Entries taken from a collection:
◆ ◆ ◆

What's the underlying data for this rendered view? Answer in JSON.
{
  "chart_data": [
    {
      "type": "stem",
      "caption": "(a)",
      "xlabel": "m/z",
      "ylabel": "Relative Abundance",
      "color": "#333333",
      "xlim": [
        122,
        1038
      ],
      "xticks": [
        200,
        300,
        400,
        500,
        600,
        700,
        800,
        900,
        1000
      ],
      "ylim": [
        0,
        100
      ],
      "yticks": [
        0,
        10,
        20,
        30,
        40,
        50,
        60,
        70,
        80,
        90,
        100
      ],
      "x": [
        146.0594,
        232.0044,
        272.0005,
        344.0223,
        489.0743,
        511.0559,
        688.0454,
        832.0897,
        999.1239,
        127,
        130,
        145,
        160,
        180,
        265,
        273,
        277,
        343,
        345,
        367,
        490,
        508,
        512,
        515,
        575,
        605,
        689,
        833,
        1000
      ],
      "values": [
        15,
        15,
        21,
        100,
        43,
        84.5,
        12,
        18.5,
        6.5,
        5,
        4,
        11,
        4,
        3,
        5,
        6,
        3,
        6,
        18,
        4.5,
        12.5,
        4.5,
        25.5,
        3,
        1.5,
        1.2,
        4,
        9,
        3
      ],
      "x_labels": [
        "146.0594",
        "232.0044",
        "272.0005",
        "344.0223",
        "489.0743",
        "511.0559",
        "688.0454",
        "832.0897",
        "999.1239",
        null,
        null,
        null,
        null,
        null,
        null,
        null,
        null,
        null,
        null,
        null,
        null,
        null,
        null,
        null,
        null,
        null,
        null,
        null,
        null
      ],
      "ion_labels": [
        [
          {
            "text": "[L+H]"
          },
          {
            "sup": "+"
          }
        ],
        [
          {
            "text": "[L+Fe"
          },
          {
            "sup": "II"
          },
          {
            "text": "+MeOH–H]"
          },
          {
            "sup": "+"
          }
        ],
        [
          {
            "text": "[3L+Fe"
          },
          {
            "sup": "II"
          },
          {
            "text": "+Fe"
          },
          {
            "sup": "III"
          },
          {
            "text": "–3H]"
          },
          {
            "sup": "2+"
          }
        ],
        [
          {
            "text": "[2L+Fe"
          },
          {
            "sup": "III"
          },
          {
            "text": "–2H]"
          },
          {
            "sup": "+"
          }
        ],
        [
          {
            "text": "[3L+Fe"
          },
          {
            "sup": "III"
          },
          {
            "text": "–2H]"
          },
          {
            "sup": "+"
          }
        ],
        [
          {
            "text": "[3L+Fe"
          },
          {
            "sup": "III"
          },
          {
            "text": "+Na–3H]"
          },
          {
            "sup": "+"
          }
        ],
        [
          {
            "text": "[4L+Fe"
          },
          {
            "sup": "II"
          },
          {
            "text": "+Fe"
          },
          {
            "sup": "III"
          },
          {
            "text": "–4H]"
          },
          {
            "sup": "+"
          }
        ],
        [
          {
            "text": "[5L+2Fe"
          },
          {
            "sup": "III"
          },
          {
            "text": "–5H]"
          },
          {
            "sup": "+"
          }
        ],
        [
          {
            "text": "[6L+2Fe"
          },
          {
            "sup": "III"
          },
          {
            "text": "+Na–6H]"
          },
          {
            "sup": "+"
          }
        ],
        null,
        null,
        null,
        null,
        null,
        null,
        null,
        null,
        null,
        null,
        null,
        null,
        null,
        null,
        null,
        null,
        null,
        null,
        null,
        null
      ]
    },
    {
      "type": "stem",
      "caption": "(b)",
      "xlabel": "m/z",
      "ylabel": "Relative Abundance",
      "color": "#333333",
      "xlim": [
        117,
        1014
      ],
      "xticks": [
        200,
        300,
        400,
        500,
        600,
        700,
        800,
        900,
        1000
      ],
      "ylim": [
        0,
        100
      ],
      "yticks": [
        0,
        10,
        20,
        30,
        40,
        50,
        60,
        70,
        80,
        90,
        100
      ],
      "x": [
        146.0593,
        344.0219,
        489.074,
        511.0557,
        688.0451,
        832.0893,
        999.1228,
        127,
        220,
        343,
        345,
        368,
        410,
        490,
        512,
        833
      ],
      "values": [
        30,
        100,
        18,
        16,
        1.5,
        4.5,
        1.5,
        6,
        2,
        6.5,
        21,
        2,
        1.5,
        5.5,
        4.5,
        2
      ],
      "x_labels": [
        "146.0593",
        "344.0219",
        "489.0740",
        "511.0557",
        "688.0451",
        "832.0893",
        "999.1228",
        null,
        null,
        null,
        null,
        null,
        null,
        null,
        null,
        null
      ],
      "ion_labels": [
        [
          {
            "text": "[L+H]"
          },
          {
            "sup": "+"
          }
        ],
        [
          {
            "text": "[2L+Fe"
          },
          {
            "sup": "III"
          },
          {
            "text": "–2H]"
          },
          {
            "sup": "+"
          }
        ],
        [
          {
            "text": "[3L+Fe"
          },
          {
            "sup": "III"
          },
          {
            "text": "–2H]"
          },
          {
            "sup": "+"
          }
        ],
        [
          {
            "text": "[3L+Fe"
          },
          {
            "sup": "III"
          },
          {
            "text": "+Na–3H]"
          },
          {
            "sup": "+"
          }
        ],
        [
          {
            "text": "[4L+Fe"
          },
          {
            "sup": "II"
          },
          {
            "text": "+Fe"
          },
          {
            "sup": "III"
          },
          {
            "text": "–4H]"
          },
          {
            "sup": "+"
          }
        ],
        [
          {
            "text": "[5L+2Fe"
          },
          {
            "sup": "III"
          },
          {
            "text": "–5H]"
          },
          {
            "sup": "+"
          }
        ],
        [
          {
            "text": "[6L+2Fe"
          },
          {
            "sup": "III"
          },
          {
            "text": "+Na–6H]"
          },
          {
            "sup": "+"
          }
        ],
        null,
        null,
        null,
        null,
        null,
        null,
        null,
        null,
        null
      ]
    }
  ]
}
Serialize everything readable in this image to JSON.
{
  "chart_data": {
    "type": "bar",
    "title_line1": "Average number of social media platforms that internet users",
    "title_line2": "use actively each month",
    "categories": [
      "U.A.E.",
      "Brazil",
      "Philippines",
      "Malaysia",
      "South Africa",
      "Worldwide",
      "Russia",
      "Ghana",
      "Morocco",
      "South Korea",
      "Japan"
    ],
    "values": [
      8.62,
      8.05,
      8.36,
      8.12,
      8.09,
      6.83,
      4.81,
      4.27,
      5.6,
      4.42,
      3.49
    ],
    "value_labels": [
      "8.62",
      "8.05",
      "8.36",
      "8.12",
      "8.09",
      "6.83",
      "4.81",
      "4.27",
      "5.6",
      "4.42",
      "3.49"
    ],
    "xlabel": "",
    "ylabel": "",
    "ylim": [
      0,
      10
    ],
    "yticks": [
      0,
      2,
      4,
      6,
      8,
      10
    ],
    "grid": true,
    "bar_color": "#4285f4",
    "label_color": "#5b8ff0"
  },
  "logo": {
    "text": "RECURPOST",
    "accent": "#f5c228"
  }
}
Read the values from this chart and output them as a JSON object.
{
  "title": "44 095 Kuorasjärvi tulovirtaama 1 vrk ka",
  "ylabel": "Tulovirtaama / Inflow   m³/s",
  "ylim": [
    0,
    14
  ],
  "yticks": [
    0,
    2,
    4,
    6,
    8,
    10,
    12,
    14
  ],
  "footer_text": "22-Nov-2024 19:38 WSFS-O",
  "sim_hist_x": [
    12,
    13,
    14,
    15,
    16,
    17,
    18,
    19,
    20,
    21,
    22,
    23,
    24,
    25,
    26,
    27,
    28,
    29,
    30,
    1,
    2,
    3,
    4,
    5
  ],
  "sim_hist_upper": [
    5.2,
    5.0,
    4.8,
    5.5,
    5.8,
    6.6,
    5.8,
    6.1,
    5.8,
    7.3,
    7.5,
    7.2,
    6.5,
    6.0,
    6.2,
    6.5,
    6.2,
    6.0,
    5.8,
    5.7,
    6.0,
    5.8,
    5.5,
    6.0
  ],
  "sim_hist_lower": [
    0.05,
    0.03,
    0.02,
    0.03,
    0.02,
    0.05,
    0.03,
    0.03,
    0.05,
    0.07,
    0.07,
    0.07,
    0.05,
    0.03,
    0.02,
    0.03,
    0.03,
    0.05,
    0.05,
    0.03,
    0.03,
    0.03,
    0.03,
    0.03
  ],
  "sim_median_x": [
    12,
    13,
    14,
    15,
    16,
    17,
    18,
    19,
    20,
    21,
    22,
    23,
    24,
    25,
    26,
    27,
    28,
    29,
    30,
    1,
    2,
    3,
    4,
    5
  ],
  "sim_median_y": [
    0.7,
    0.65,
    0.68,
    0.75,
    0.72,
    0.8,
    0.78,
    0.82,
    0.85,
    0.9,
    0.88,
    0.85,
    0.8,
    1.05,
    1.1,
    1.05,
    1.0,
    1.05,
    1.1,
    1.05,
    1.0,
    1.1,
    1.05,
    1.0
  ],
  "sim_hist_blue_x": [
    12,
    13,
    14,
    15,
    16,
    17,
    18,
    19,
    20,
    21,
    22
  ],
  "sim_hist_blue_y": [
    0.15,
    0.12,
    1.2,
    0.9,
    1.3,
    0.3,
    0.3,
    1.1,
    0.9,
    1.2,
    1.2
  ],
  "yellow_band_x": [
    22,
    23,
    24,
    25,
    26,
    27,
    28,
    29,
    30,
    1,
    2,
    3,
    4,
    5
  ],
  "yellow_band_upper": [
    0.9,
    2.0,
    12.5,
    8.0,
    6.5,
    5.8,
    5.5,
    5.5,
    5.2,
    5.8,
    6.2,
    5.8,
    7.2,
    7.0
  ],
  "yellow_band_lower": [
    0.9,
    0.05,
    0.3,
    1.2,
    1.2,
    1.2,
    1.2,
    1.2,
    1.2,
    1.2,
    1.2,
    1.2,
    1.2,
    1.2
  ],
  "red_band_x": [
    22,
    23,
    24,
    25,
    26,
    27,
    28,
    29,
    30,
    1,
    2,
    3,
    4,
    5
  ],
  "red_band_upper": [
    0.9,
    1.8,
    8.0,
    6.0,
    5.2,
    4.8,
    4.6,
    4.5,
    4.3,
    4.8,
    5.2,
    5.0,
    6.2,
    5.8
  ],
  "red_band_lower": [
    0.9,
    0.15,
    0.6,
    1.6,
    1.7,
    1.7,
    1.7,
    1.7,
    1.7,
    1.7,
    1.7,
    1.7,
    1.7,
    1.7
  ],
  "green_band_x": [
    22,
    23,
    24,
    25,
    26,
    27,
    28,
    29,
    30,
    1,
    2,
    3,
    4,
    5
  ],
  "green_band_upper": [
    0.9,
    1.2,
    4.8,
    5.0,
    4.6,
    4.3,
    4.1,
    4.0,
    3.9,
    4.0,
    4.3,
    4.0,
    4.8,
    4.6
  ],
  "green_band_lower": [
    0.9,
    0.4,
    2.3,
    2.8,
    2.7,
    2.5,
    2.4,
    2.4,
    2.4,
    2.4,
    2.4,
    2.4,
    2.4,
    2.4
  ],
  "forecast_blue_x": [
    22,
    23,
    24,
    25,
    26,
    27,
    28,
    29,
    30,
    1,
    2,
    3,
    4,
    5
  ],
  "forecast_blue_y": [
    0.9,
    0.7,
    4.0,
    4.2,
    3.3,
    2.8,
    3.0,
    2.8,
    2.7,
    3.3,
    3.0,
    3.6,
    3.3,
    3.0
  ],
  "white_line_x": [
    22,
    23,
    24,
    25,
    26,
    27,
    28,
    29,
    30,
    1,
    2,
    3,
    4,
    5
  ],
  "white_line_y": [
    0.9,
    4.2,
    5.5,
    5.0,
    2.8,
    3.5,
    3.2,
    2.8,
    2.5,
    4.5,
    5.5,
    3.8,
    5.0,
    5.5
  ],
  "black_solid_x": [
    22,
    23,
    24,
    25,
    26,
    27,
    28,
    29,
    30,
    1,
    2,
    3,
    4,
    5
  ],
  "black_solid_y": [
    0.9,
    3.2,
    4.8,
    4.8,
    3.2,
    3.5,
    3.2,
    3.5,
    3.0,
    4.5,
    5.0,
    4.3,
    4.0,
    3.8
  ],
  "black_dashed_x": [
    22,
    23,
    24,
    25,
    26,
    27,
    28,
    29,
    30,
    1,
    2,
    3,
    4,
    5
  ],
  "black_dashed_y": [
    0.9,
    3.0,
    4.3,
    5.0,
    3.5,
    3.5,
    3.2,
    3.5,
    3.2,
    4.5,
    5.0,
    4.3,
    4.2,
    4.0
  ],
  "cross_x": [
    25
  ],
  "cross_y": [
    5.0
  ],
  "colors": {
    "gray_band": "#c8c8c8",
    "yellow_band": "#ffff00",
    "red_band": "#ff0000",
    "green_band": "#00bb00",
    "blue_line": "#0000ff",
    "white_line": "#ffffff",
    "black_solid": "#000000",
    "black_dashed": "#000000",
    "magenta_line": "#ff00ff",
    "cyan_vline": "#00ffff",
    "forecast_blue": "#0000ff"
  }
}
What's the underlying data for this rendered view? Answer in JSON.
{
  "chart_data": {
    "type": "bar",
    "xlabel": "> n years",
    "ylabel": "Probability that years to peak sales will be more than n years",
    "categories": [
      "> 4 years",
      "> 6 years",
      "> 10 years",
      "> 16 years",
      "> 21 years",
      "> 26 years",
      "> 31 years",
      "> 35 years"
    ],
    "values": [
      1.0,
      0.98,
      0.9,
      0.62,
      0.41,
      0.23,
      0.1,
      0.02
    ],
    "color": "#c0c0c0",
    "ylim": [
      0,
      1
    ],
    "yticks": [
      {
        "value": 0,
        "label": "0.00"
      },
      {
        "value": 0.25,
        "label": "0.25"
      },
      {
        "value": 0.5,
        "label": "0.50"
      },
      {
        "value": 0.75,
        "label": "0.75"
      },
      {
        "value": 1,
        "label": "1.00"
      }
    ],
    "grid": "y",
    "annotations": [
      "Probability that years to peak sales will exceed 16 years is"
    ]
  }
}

◆ ◆ ◆

Exercise:
Determine the number of lines in the listing that contain the string "will". Write that number and nothing else.

Task result:
2